◆ Exercise directions: Reproduce the listing that follows with no differences at all.

-- BEGIN Information given --

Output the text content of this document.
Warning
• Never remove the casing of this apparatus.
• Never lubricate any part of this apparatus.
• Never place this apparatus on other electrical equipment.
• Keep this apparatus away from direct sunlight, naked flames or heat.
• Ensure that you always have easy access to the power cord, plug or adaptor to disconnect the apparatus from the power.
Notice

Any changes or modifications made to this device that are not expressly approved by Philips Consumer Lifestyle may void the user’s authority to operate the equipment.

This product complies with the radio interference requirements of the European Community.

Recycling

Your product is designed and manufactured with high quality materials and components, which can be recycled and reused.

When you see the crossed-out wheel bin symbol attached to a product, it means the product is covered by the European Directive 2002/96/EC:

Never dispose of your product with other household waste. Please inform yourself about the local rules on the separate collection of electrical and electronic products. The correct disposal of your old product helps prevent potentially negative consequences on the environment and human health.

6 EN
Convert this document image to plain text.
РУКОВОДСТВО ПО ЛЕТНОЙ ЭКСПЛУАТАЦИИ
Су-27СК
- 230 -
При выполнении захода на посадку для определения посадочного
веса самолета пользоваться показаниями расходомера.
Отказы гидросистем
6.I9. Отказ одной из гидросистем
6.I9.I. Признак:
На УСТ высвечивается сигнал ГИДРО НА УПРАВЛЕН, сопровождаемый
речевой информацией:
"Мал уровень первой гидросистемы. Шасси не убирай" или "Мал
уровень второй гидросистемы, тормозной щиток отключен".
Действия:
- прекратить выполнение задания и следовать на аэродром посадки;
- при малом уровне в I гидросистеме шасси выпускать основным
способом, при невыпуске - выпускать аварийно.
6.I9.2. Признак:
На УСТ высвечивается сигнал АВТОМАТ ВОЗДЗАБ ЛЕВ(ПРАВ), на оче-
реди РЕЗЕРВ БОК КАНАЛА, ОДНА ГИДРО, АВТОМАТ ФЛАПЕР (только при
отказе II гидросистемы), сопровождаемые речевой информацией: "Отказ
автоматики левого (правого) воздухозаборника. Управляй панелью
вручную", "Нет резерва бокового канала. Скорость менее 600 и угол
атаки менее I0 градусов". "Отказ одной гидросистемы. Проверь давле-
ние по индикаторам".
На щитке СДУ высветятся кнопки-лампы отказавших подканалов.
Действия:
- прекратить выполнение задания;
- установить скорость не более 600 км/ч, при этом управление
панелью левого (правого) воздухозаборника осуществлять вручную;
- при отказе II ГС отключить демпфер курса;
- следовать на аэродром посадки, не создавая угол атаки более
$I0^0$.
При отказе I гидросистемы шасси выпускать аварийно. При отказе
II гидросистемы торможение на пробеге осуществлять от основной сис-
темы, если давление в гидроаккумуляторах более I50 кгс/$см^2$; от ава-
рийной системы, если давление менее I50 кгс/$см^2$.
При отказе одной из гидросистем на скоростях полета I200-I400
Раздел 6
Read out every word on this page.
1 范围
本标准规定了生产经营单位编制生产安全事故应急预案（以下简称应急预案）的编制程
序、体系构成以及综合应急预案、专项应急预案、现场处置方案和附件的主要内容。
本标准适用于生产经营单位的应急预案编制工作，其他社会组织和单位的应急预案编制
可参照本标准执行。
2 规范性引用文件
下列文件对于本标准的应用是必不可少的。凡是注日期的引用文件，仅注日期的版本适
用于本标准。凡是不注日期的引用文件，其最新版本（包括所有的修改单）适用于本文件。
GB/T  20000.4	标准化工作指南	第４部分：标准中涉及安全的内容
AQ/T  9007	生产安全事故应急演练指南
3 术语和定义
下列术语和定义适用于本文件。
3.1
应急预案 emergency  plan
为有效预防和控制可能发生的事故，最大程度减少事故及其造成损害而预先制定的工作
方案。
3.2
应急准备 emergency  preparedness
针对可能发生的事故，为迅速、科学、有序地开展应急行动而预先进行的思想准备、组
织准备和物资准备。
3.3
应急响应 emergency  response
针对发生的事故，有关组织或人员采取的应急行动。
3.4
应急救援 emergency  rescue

-- END Information given --

◆ Final result:
Output the text content of this document.
Warning
• Never remove the casing of this apparatus.
• Never lubricate any part of this apparatus.
• Never place this apparatus on other electrical equipment.
• Keep this apparatus away from direct sunlight, naked flames or heat.
• Ensure that you always have easy access to the power cord, plug or adaptor to disconnect the apparatus from the power.
Notice

Any changes or modifications made to this device that are not expressly approved by Philips Consumer Lifestyle may void the user’s authority to operate the equipment.

This product complies with the radio interference requirements of the European Community.

Recycling

Your product is designed and manufactured with high quality materials and components, which can be recycled and reused.

When you see the crossed-out wheel bin symbol attached to a product, it means the product is covered by the European Directive 2002/96/EC:

Never dispose of your product with other household waste. Please inform yourself about the local rules on the separate collection of electrical and electronic products. The correct disposal of your old product helps prevent potentially negative consequences on the environment and human health.

6 EN
Convert this document image to plain text.
РУКОВОДСТВО ПО ЛЕТНОЙ ЭКСПЛУАТАЦИИ
Су-27СК
- 230 -
При выполнении захода на посадку для определения посадочного
веса самолета пользоваться показаниями расходомера.
Отказы гидросистем
6.I9. Отказ одной из гидросистем
6.I9.I. Признак:
На УСТ высвечивается сигнал ГИДРО НА УПРАВЛЕН, сопровождаемый
речевой информацией:
"Мал уровень первой гидросистемы. Шасси не убирай" или "Мал
уровень второй гидросистемы, тормозной щиток отключен".
Действия:
- прекратить выполнение задания и следовать на аэродром посадки;
- при малом уровне в I гидросистеме шасси выпускать основным
способом, при невыпуске - выпускать аварийно.
6.I9.2. Признак:
На УСТ высвечивается сигнал АВТОМАТ ВОЗДЗАБ ЛЕВ(ПРАВ), на оче-
реди РЕЗЕРВ БОК КАНАЛА, ОДНА ГИДРО, АВТОМАТ ФЛАПЕР (только при
отказе II гидросистемы), сопровождаемые речевой информацией: "Отказ
автоматики левого (правого) воздухозаборника. Управляй панелью
вручную", "Нет резерва бокового канала. Скорость менее 600 и угол
атаки менее I0 градусов". "Отказ одной гидросистемы. Проверь давле-
ние по индикаторам".
На щитке СДУ высветятся кнопки-лампы отказавших подканалов.
Действия:
- прекратить выполнение задания;
- установить скорость не более 600 км/ч, при этом управление
панелью левого (правого) воздухозаборника осуществлять вручную;
- при отказе II ГС отключить демпфер курса;
- следовать на аэродром посадки, не создавая угол атаки более
$I0^0$.
При отказе I гидросистемы шасси выпускать аварийно. При отказе
II гидросистемы торможение на пробеге осуществлять от основной сис-
темы, если давление в гидроаккумуляторах более I50 кгс/$см^2$; от ава-
рийной системы, если давление менее I50 кгс/$см^2$.
При отказе одной из гидросистем на скоростях полета I200-I400
Раздел 6
Read out every word on this page.
1 范围
本标准规定了生产经营单位编制生产安全事故应急预案（以下简称应急预案）的编制程
序、体系构成以及综合应急预案、专项应急预案、现场处置方案和附件的主要内容。
本标准适用于生产经营单位的应急预案编制工作，其他社会组织和单位的应急预案编制
可参照本标准执行。
2 规范性引用文件
下列文件对于本标准的应用是必不可少的。凡是注日期的引用文件，仅注日期的版本适
用于本标准。凡是不注日期的引用文件，其最新版本（包括所有的修改单）适用于本文件。
GB/T  20000.4	标准化工作指南	第４部分：标准中涉及安全的内容
AQ/T  9007	生产安全事故应急演练指南
3 术语和定义
下列术语和定义适用于本文件。
3.1
应急预案 emergency  plan
为有效预防和控制可能发生的事故，最大程度减少事故及其造成损害而预先制定的工作
方案。
3.2
应急准备 emergency  preparedness
针对可能发生的事故，为迅速、科学、有序地开展应急行动而预先进行的思想准备、组
织准备和物资准备。
3.3
应急响应 emergency  response
针对发生的事故，有关组织或人员采取的应急行动。
3.4
应急救援 emergency  rescue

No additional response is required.